● THE RECORDS
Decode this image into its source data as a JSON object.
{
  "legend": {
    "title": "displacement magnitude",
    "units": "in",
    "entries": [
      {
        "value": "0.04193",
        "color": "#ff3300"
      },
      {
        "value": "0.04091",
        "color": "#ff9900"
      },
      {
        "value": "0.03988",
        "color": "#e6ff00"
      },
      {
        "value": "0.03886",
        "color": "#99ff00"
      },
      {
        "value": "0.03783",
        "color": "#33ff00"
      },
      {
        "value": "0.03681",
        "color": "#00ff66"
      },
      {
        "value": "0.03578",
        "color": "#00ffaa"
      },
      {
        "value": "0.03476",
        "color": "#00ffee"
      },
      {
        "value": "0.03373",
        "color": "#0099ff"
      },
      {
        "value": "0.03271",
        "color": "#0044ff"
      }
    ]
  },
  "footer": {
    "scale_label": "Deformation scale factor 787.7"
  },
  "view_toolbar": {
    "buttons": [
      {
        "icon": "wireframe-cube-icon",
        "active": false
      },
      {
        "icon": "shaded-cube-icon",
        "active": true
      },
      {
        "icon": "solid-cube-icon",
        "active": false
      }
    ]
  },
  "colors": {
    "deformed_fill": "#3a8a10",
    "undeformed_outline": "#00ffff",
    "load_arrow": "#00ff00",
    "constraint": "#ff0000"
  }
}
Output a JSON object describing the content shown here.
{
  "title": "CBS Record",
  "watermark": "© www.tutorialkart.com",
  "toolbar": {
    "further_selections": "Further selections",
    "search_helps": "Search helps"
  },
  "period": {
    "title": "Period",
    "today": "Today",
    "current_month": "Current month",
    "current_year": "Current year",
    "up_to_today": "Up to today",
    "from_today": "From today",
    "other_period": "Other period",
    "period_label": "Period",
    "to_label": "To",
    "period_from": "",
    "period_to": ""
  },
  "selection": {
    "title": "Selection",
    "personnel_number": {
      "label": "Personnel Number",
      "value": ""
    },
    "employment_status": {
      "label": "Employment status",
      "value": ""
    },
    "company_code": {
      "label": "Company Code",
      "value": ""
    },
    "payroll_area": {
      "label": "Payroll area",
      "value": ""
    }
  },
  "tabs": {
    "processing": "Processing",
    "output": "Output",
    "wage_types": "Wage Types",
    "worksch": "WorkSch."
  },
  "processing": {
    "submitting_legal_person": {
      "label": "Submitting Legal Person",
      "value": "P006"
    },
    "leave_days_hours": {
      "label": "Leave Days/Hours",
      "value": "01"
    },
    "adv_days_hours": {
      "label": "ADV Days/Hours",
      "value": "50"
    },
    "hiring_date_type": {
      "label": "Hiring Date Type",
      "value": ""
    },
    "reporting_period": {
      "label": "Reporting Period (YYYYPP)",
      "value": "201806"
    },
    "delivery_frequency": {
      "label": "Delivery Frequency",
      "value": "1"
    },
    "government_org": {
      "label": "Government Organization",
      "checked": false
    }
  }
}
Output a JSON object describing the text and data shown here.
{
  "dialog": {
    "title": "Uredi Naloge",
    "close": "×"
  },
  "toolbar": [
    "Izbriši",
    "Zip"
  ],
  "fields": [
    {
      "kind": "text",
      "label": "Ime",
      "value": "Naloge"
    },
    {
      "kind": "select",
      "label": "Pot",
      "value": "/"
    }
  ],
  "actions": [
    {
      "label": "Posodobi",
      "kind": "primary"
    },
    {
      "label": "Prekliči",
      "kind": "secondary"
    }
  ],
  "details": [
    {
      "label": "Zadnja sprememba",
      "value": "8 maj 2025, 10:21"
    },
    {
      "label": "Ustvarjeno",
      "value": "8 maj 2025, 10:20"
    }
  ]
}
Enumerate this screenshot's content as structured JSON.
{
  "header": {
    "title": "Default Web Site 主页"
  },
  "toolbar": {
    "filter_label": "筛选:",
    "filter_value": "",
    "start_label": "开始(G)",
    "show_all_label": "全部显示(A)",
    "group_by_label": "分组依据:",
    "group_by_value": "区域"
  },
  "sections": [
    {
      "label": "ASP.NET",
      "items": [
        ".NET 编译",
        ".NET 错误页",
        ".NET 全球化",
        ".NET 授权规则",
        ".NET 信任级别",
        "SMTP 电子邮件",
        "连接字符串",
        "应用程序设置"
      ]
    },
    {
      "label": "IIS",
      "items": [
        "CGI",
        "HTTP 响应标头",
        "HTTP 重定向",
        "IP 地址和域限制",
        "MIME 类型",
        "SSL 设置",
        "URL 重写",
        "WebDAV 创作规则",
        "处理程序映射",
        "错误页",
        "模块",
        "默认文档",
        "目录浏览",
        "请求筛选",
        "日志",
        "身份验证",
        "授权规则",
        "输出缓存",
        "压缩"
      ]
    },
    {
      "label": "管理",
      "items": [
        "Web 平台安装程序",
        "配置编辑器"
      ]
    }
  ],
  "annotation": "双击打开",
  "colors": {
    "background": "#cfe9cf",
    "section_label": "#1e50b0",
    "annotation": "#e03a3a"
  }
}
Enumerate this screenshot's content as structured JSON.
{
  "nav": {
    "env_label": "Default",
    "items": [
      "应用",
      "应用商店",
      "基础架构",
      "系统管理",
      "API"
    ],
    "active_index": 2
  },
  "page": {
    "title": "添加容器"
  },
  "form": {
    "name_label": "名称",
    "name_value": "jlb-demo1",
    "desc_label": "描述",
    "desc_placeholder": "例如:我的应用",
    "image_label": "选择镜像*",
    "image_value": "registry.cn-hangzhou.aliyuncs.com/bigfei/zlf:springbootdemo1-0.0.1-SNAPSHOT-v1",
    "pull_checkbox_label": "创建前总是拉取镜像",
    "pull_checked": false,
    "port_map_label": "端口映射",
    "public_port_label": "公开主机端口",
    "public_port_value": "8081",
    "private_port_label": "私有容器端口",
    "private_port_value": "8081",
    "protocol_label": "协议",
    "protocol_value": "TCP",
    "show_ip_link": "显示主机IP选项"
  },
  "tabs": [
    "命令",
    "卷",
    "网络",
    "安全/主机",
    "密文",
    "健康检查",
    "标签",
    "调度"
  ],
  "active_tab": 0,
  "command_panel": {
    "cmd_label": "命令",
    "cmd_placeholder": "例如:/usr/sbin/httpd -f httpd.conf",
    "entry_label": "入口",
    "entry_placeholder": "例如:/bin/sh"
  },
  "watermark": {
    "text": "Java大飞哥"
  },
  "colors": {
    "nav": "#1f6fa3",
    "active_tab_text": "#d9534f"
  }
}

● WRITTEN PROBLEM
Report every line in the data above in which the word "Output" appears.

● RESPONSE TO THIS TASK
Output a JSON object describing the content shown here.
    "output": "Output",
Output a JSON object describing the text and data shown here.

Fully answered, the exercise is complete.